[Start of Supplied records]

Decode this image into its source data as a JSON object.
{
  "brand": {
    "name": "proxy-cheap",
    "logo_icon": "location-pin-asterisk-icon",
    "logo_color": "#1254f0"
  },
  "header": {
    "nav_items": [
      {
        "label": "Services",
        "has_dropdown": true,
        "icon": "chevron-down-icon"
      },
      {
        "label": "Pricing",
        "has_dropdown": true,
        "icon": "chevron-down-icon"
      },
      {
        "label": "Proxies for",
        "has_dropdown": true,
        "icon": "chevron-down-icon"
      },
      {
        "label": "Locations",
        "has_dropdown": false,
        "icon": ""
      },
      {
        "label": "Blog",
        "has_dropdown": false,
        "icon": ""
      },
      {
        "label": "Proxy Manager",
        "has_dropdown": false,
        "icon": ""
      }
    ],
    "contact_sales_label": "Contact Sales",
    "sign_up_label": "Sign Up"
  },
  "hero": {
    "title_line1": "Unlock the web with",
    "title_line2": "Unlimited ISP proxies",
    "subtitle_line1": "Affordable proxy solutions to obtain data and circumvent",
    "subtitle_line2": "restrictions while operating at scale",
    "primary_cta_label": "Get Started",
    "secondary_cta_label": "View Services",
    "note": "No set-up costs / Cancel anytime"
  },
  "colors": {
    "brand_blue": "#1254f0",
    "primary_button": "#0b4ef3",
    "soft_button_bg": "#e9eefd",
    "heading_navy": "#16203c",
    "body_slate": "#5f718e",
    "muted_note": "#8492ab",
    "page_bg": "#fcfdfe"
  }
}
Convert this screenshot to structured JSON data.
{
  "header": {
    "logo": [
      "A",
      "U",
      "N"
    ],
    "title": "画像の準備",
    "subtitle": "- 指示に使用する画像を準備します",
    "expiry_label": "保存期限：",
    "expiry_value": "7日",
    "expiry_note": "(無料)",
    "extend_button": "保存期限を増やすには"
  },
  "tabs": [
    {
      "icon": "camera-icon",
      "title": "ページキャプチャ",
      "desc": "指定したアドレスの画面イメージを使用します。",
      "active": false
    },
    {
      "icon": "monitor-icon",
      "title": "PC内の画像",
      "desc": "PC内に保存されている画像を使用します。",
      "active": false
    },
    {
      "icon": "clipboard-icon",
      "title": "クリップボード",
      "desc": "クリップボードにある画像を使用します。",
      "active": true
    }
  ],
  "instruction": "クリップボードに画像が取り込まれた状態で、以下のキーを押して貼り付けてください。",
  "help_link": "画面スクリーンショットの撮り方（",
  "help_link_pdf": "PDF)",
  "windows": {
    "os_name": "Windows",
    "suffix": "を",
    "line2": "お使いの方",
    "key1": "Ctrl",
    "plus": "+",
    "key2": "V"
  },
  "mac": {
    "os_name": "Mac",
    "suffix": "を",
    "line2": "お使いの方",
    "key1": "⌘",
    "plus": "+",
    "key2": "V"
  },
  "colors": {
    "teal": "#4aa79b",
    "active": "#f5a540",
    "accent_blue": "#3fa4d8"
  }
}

[End of Supplied records]

◆ Description of the task
Repeat the listing in full, keeping every line exactly as it is.

◆ Correct output
Decode this image into its source data as a JSON object.
{
  "brand": {
    "name": "proxy-cheap",
    "logo_icon": "location-pin-asterisk-icon",
    "logo_color": "#1254f0"
  },
  "header": {
    "nav_items": [
      {
        "label": "Services",
        "has_dropdown": true,
        "icon": "chevron-down-icon"
      },
      {
        "label": "Pricing",
        "has_dropdown": true,
        "icon": "chevron-down-icon"
      },
      {
        "label": "Proxies for",
        "has_dropdown": true,
        "icon": "chevron-down-icon"
      },
      {
        "label": "Locations",
        "has_dropdown": false,
        "icon": ""
      },
      {
        "label": "Blog",
        "has_dropdown": false,
        "icon": ""
      },
      {
        "label": "Proxy Manager",
        "has_dropdown": false,
        "icon": ""
      }
    ],
    "contact_sales_label": "Contact Sales",
    "sign_up_label": "Sign Up"
  },
  "hero": {
    "title_line1": "Unlock the web with",
    "title_line2": "Unlimited ISP proxies",
    "subtitle_line1": "Affordable proxy solutions to obtain data and circumvent",
    "subtitle_line2": "restrictions while operating at scale",
    "primary_cta_label": "Get Started",
    "secondary_cta_label": "View Services",
    "note": "No set-up costs / Cancel anytime"
  },
  "colors": {
    "brand_blue": "#1254f0",
    "primary_button": "#0b4ef3",
    "soft_button_bg": "#e9eefd",
    "heading_navy": "#16203c",
    "body_slate": "#5f718e",
    "muted_note": "#8492ab",
    "page_bg": "#fcfdfe"
  }
}
Convert this screenshot to structured JSON data.
{
  "header": {
    "logo": [
      "A",
      "U",
      "N"
    ],
    "title": "画像の準備",
    "subtitle": "- 指示に使用する画像を準備します",
    "expiry_label": "保存期限：",
    "expiry_value": "7日",
    "expiry_note": "(無料)",
    "extend_button": "保存期限を増やすには"
  },
  "tabs": [
    {
      "icon": "camera-icon",
      "title": "ページキャプチャ",
      "desc": "指定したアドレスの画面イメージを使用します。",
      "active": false
    },
    {
      "icon": "monitor-icon",
      "title": "PC内の画像",
      "desc": "PC内に保存されている画像を使用します。",
      "active": false
    },
    {
      "icon": "clipboard-icon",
      "title": "クリップボード",
      "desc": "クリップボードにある画像を使用します。",
      "active": true
    }
  ],
  "instruction": "クリップボードに画像が取り込まれた状態で、以下のキーを押して貼り付けてください。",
  "help_link": "画面スクリーンショットの撮り方（",
  "help_link_pdf": "PDF)",
  "windows": {
    "os_name": "Windows",
    "suffix": "を",
    "line2": "お使いの方",
    "key1": "Ctrl",
    "plus": "+",
    "key2": "V"
  },
  "mac": {
    "os_name": "Mac",
    "suffix": "を",
    "line2": "お使いの方",
    "key1": "⌘",
    "plus": "+",
    "key2": "V"
  },
  "colors": {
    "teal": "#4aa79b",
    "active": "#f5a540",
    "accent_blue": "#3fa4d8"
  }
}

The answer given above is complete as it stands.